Figure collection entries:
-.-.-

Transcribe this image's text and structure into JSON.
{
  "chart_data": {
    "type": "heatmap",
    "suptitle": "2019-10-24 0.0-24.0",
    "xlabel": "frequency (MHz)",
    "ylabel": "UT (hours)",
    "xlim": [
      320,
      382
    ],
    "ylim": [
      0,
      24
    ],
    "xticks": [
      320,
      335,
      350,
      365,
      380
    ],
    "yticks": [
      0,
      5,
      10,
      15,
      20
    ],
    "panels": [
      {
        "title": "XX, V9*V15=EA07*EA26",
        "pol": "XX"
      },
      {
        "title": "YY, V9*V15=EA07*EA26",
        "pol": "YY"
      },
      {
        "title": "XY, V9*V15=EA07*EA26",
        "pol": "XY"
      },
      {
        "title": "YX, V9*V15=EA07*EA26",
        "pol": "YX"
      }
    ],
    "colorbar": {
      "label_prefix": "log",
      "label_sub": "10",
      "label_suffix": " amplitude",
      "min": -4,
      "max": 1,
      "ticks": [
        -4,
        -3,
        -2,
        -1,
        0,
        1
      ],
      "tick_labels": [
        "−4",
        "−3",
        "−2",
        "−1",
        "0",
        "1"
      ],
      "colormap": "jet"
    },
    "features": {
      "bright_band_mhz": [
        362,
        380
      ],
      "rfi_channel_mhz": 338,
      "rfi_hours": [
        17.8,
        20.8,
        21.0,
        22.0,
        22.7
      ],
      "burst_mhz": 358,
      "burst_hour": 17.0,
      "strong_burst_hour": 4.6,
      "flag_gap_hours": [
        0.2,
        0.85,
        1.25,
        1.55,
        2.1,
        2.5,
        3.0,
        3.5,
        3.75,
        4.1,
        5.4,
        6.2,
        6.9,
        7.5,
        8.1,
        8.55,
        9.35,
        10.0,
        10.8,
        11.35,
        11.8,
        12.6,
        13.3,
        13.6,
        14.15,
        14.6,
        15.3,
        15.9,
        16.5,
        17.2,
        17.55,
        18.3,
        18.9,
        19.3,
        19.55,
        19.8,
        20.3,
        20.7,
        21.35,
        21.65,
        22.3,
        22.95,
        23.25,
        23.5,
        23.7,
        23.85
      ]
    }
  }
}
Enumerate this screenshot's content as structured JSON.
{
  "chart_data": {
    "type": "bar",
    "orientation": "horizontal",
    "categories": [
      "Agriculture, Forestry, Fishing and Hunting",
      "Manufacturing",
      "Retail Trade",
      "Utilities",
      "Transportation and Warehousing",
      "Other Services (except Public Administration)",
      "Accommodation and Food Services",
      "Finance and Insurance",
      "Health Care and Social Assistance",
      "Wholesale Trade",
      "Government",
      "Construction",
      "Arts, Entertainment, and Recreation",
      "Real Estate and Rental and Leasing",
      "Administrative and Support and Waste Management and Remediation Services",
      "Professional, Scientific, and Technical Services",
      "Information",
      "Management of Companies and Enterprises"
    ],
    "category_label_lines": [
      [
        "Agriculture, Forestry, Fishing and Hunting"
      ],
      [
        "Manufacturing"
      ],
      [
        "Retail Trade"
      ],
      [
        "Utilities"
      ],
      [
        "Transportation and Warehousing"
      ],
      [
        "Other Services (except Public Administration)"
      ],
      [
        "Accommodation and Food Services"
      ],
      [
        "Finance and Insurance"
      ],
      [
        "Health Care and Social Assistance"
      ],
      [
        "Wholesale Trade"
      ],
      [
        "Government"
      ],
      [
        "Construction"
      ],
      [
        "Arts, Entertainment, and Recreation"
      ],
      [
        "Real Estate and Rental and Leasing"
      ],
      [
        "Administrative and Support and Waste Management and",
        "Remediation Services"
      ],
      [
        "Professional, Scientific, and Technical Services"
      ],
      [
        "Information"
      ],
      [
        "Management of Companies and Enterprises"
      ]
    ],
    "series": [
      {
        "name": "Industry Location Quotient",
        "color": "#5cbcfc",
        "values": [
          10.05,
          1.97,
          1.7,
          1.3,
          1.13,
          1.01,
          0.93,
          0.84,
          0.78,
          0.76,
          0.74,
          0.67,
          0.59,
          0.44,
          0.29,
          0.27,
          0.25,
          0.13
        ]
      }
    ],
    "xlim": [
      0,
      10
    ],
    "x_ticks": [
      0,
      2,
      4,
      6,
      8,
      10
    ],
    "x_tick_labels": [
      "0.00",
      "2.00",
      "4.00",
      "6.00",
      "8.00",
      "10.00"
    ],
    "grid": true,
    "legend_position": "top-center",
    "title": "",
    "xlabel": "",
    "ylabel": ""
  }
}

-.-.-

• What the exercise asks
From the listing above, collect each line in which the string "Entertainment" appears.

• The output
      "Arts, Entertainment, and Recreation",
        "Arts, Entertainment, and Recreation"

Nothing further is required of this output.